_Data supplied_
------------------------

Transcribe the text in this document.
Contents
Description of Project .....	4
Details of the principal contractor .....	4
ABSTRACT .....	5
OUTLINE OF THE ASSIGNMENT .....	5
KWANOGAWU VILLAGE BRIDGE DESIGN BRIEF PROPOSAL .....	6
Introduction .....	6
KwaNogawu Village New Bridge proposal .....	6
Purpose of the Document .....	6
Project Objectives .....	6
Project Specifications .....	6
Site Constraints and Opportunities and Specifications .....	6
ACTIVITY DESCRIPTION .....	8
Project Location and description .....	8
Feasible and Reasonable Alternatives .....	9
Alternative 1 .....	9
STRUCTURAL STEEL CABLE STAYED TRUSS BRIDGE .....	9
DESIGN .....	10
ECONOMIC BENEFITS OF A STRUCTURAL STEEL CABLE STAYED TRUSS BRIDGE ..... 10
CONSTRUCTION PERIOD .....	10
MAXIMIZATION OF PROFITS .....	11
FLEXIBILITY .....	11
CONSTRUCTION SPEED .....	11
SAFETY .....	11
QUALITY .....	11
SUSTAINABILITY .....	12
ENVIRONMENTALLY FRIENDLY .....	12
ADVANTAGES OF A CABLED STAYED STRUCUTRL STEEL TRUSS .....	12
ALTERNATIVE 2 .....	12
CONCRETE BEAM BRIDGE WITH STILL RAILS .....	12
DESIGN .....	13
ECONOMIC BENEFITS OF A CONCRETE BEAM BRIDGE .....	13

------------------------

Output all of the data again, exactly.

_Answer to this problem_
Transcribe the text in this document.
Contents
Description of Project .....	4
Details of the principal contractor .....	4
ABSTRACT .....	5
OUTLINE OF THE ASSIGNMENT .....	5
KWANOGAWU VILLAGE BRIDGE DESIGN BRIEF PROPOSAL .....	6
Introduction .....	6
KwaNogawu Village New Bridge proposal .....	6
Purpose of the Document .....	6
Project Objectives .....	6
Project Specifications .....	6
Site Constraints and Opportunities and Specifications .....	6
ACTIVITY DESCRIPTION .....	8
Project Location and description .....	8
Feasible and Reasonable Alternatives .....	9
Alternative 1 .....	9
STRUCTURAL STEEL CABLE STAYED TRUSS BRIDGE .....	9
DESIGN .....	10
ECONOMIC BENEFITS OF A STRUCTURAL STEEL CABLE STAYED TRUSS BRIDGE ..... 10
CONSTRUCTION PERIOD .....	10
MAXIMIZATION OF PROFITS .....	11
FLEXIBILITY .....	11
CONSTRUCTION SPEED .....	11
SAFETY .....	11
QUALITY .....	11
SUSTAINABILITY .....	12
ENVIRONMENTALLY FRIENDLY .....	12
ADVANTAGES OF A CABLED STAYED STRUCUTRL STEEL TRUSS .....	12
ALTERNATIVE 2 .....	12
CONCRETE BEAM BRIDGE WITH STILL RAILS .....	12
DESIGN .....	13
ECONOMIC BENEFITS OF A CONCRETE BEAM BRIDGE .....	13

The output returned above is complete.